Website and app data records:
********************

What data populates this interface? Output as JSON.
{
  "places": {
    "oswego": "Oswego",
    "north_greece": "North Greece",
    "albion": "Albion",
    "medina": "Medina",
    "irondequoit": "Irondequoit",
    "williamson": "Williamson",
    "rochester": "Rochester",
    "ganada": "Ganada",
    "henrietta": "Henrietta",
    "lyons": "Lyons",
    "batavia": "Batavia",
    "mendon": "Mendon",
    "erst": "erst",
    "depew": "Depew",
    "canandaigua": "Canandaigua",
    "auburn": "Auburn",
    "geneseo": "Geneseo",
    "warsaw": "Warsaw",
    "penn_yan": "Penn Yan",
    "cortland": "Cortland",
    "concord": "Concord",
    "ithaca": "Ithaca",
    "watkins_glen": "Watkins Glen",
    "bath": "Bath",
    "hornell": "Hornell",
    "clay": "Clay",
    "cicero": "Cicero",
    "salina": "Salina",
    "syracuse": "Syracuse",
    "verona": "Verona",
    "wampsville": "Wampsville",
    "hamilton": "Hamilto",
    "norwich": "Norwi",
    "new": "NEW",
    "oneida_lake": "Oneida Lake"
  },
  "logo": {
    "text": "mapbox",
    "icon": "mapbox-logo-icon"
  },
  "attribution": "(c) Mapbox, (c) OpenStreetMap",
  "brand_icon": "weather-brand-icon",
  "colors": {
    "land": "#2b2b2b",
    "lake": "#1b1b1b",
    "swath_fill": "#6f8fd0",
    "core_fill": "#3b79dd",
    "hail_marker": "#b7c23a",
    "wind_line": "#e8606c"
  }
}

********************

Activity: All entries above are to be copied exactly, with none left out.

Response area:
What data populates this interface? Output as JSON.
{
  "places": {
    "oswego": "Oswego",
    "north_greece": "North Greece",
    "albion": "Albion",
    "medina": "Medina",
    "irondequoit": "Irondequoit",
    "williamson": "Williamson",
    "rochester": "Rochester",
    "ganada": "Ganada",
    "henrietta": "Henrietta",
    "lyons": "Lyons",
    "batavia": "Batavia",
    "mendon": "Mendon",
    "erst": "erst",
    "depew": "Depew",
    "canandaigua": "Canandaigua",
    "auburn": "Auburn",
    "geneseo": "Geneseo",
    "warsaw": "Warsaw",
    "penn_yan": "Penn Yan",
    "cortland": "Cortland",
    "concord": "Concord",
    "ithaca": "Ithaca",
    "watkins_glen": "Watkins Glen",
    "bath": "Bath",
    "hornell": "Hornell",
    "clay": "Clay",
    "cicero": "Cicero",
    "salina": "Salina",
    "syracuse": "Syracuse",
    "verona": "Verona",
    "wampsville": "Wampsville",
    "hamilton": "Hamilto",
    "norwich": "Norwi",
    "new": "NEW",
    "oneida_lake": "Oneida Lake"
  },
  "logo": {
    "text": "mapbox",
    "icon": "mapbox-logo-icon"
  },
  "attribution": "(c) Mapbox, (c) OpenStreetMap",
  "brand_icon": "weather-brand-icon",
  "colors": {
    "land": "#2b2b2b",
    "lake": "#1b1b1b",
    "swath_fill": "#6f8fd0",
    "core_fill": "#3b79dd",
    "hail_marker": "#b7c23a",
    "wind_line": "#e8606c"
  }
}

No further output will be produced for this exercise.